Keep only the lines where "Израилька" appears.

'''

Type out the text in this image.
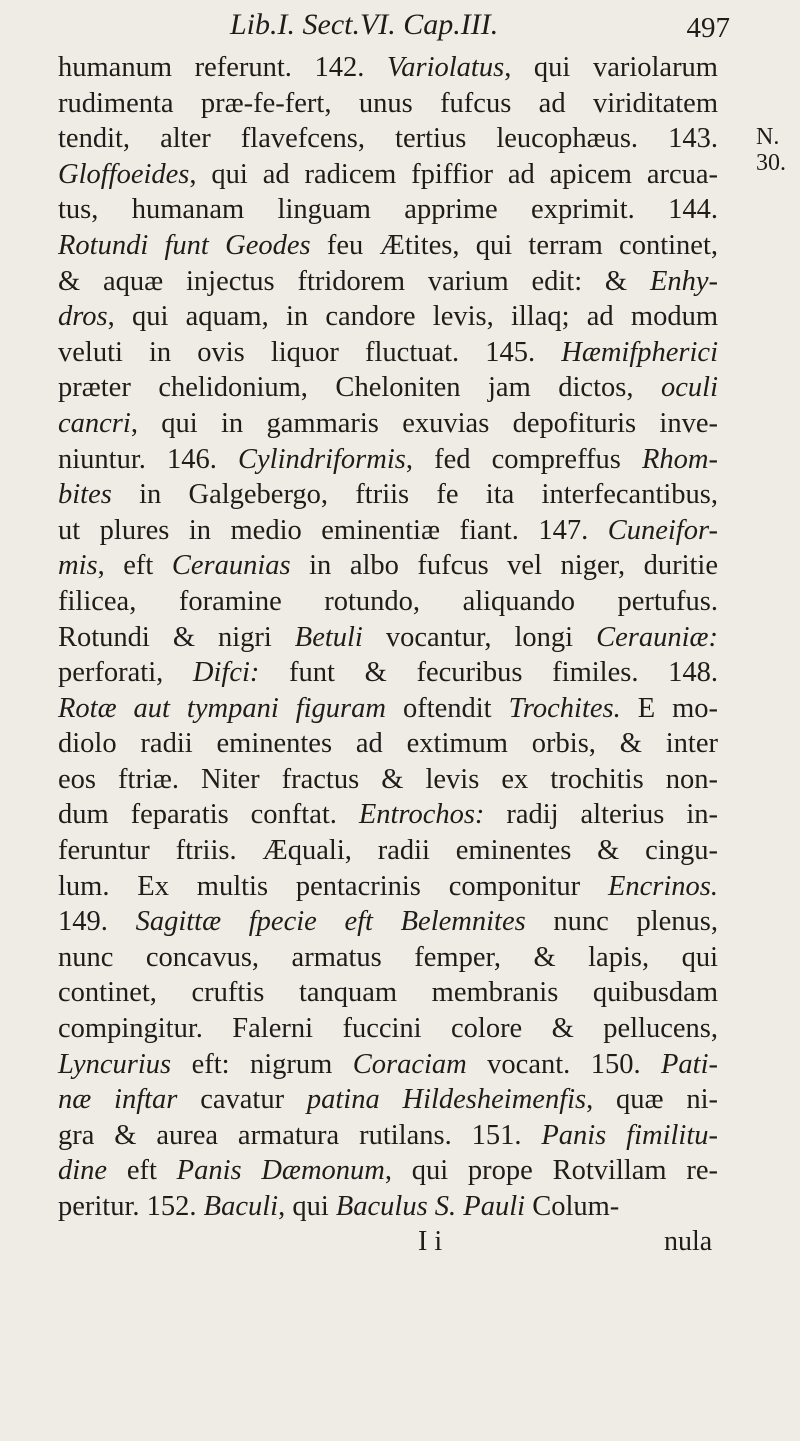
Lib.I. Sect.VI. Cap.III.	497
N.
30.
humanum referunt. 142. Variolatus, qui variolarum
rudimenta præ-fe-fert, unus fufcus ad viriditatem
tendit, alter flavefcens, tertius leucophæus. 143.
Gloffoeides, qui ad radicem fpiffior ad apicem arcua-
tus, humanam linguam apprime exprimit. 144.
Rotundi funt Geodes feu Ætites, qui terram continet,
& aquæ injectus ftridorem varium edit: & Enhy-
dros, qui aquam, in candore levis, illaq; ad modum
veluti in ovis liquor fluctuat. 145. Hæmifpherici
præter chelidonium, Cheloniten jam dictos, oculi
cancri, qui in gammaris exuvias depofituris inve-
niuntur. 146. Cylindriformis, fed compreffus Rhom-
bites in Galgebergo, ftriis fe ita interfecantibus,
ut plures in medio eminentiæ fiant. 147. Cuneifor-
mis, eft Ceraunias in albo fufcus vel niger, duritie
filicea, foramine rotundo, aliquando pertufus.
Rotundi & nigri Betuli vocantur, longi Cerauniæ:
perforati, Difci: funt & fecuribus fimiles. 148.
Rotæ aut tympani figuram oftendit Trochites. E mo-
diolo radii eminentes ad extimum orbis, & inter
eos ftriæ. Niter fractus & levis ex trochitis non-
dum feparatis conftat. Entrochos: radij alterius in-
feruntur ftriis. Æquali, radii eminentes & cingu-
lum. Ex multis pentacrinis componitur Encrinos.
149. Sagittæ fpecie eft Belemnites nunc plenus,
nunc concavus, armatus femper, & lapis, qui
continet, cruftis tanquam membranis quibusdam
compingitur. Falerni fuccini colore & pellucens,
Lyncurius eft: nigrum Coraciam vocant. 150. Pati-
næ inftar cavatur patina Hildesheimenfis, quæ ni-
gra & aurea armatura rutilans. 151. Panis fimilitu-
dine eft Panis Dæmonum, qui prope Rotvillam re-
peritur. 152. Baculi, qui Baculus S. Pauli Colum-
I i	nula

'''
'''

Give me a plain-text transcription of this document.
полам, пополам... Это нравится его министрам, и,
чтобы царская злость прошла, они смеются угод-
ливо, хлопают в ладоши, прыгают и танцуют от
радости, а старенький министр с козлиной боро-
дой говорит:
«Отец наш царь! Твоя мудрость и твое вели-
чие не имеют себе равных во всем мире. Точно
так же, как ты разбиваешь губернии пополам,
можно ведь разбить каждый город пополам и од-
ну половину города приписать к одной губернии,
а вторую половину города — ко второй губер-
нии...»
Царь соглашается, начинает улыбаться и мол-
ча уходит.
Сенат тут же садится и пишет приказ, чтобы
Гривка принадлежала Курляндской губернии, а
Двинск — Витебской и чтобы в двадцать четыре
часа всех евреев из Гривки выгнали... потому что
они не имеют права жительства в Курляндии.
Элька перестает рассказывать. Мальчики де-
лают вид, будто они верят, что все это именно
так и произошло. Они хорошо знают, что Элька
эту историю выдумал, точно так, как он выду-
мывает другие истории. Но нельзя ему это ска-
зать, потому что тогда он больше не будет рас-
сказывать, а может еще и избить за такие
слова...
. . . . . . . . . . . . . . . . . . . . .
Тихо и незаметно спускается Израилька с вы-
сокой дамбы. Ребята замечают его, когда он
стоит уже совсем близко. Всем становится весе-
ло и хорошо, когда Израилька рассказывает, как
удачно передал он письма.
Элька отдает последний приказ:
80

'''

Answer to this task
Тихо и незаметно спускается Израилька с вы-
ло и хорошо, когда Израилька рассказывает, как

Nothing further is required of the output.